In the data below, locate each line with the word "name" and list it.

Items from a figure collection
━━━━━━━━━━━━━━━━
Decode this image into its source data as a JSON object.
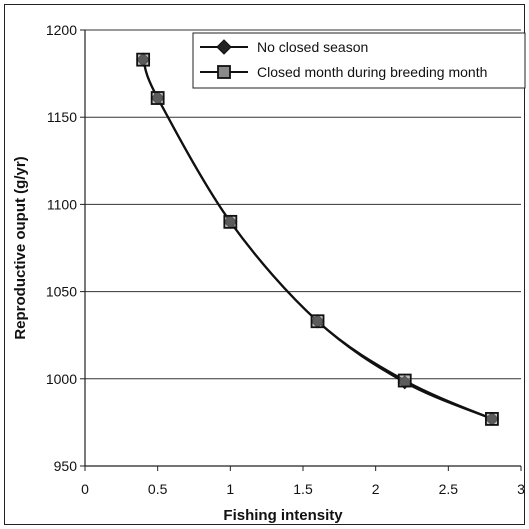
{
  "chart_data": {
    "type": "line",
    "title": "",
    "xlabel": "Fishing intensity",
    "ylabel": "Reproductive ouput (g/yr)",
    "xlim": [
      0,
      3
    ],
    "ylim": [
      950,
      1200
    ],
    "xticks": [
      0,
      0.5,
      1,
      1.5,
      2,
      2.5,
      3
    ],
    "xtick_labels": [
      "0",
      "0.5",
      "1",
      "1.5",
      "2",
      "2.5",
      "3"
    ],
    "yticks": [
      950,
      1000,
      1050,
      1100,
      1150,
      1200
    ],
    "ytick_labels": [
      "950",
      "1000",
      "1050",
      "1100",
      "1150",
      "1200"
    ],
    "grid": "horizontal",
    "legend_position": "top-right",
    "series": [
      {
        "name": "No closed season",
        "marker": "diamond",
        "color": "#111111",
        "x": [
          0.4,
          0.5,
          1.0,
          1.6,
          2.2,
          2.8
        ],
        "y": [
          1183,
          1161,
          1090,
          1033,
          998,
          977
        ]
      },
      {
        "name": "Closed month during breeding month",
        "marker": "square",
        "color": "#111111",
        "x": [
          0.4,
          0.5,
          1.0,
          1.6,
          2.2,
          2.8
        ],
        "y": [
          1183,
          1161,
          1090,
          1033,
          999,
          977
        ]
      }
    ]
  }
}
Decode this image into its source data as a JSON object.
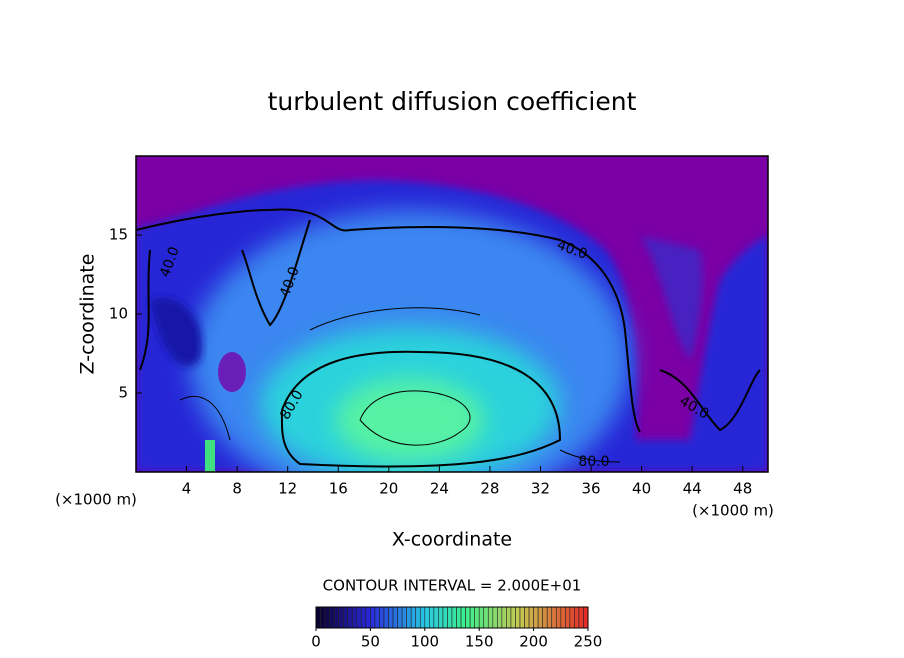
{
  "chart_data": {
    "type": "contour",
    "title": "turbulent diffusion coefficient",
    "x_label": "X-coordinate",
    "y_label": "Z-coordinate",
    "x_unit_label": "(×1000 m)",
    "xlim": [
      0,
      50
    ],
    "xticks": [
      4,
      8,
      12,
      16,
      20,
      24,
      28,
      32,
      36,
      40,
      44,
      48
    ],
    "ylim": [
      0,
      20
    ],
    "yticks": [
      5,
      10,
      15
    ],
    "contour_interval_label": "CONTOUR INTERVAL = 2.000E+01",
    "contour_labels": [
      "40.0",
      "80.0"
    ],
    "colorbar": {
      "lim": [
        0,
        250
      ],
      "ticks": [
        0,
        50,
        100,
        150,
        200,
        250
      ]
    }
  }
}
━━━━━━━━━━━━━━━━
The solution:
        "name": "No closed season",
        "name": "Closed month during breeding month",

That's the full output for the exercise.